[START OF Exercise material]

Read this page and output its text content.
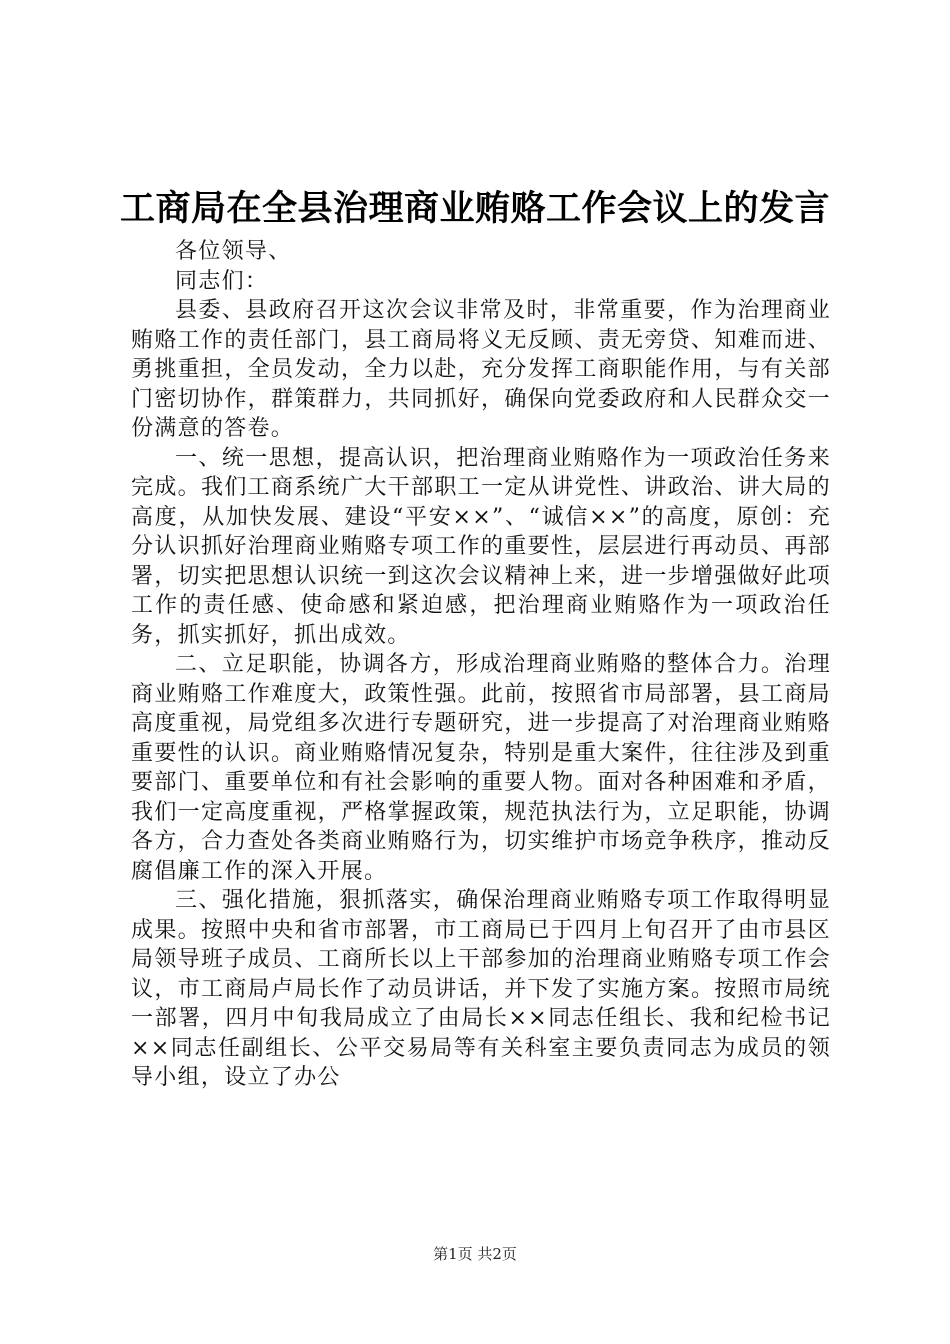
工商局在全县治理商业贿赂工作会议上的发言

各位领导、

同志们：

县委、县政府召开这次会议非常及时，非常重要，作为治理商业贿赂工作的责任部门，县工商局将义无反顾、责无旁贷、知难而进、勇挑重担，全员发动，全力以赴，充分发挥工商职能作用，与有关部门密切协作，群策群力，共同抓好，确保向党委政府和人民群众交一份满意的答卷。

一、统一思想，提高认识，把治理商业贿赂作为一项政治任务来完成。我们工商系统广大干部职工一定从讲党性、讲政治、讲大局的高度，从加快发展、建设“平安××”、“诚信××”的高度，原创：充分认识抓好治理商业贿赂专项工作的重要性，层层进行再动员、再部署，切实把思想认识统一到这次会议精神上来，进一步增强做好此项工作的责任感、使命感和紧迫感，把治理商业贿赂作为一项政治任务，抓实抓好，抓出成效。

二、立足职能，协调各方，形成治理商业贿赂的整体合力。治理商业贿赂工作难度大，政策性强。此前，按照省市局部署，县工商局高度重视，局党组多次进行专题研究，进一步提高了对治理商业贿赂重要性的认识。商业贿赂情况复杂，特别是重大案件，往往涉及到重要部门、重要单位和有社会影响的重要人物。面对各种困难和矛盾，我们一定高度重视，严格掌握政策，规范执法行为，立足职能，协调各方，合力查处各类商业贿赂行为，切实维护市场竞争秩序，推动反腐倡廉工作的深入开展。

三、强化措施，狠抓落实，确保治理商业贿赂专项工作取得明显成果。按照中央和省市部署，市工商局已于四月上旬召开了由市县区局领导班子成员、工商所长以上干部参加的治理商业贿赂专项工作会议，市工商局卢局长作了动员讲话，并下发了实施方案。按照市局统一部署，四月中旬我局成立了由局长××同志任组长、我和纪检书记××同志任副组长、公平交易局等有关科室主要负责同志为成员的领导小组，设立了办公

第1页 共2页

[END OF Exercise material]

— What you need to do —
Generate a word-for-word copy of the preceding records, excluding all pictures.

— Exercise answer —
Read this page and output its text content.
工商局在全县治理商业贿赂工作会议上的发言

各位领导、

同志们：

县委、县政府召开这次会议非常及时，非常重要，作为治理商业贿赂工作的责任部门，县工商局将义无反顾、责无旁贷、知难而进、勇挑重担，全员发动，全力以赴，充分发挥工商职能作用，与有关部门密切协作，群策群力，共同抓好，确保向党委政府和人民群众交一份满意的答卷。

一、统一思想，提高认识，把治理商业贿赂作为一项政治任务来完成。我们工商系统广大干部职工一定从讲党性、讲政治、讲大局的高度，从加快发展、建设“平安××”、“诚信××”的高度，原创：充分认识抓好治理商业贿赂专项工作的重要性，层层进行再动员、再部署，切实把思想认识统一到这次会议精神上来，进一步增强做好此项工作的责任感、使命感和紧迫感，把治理商业贿赂作为一项政治任务，抓实抓好，抓出成效。

二、立足职能，协调各方，形成治理商业贿赂的整体合力。治理商业贿赂工作难度大，政策性强。此前，按照省市局部署，县工商局高度重视，局党组多次进行专题研究，进一步提高了对治理商业贿赂重要性的认识。商业贿赂情况复杂，特别是重大案件，往往涉及到重要部门、重要单位和有社会影响的重要人物。面对各种困难和矛盾，我们一定高度重视，严格掌握政策，规范执法行为，立足职能，协调各方，合力查处各类商业贿赂行为，切实维护市场竞争秩序，推动反腐倡廉工作的深入开展。

三、强化措施，狠抓落实，确保治理商业贿赂专项工作取得明显成果。按照中央和省市部署，市工商局已于四月上旬召开了由市县区局领导班子成员、工商所长以上干部参加的治理商业贿赂专项工作会议，市工商局卢局长作了动员讲话，并下发了实施方案。按照市局统一部署，四月中旬我局成立了由局长××同志任组长、我和纪检书记××同志任副组长、公平交易局等有关科室主要负责同志为成员的领导小组，设立了办公

第1页 共2页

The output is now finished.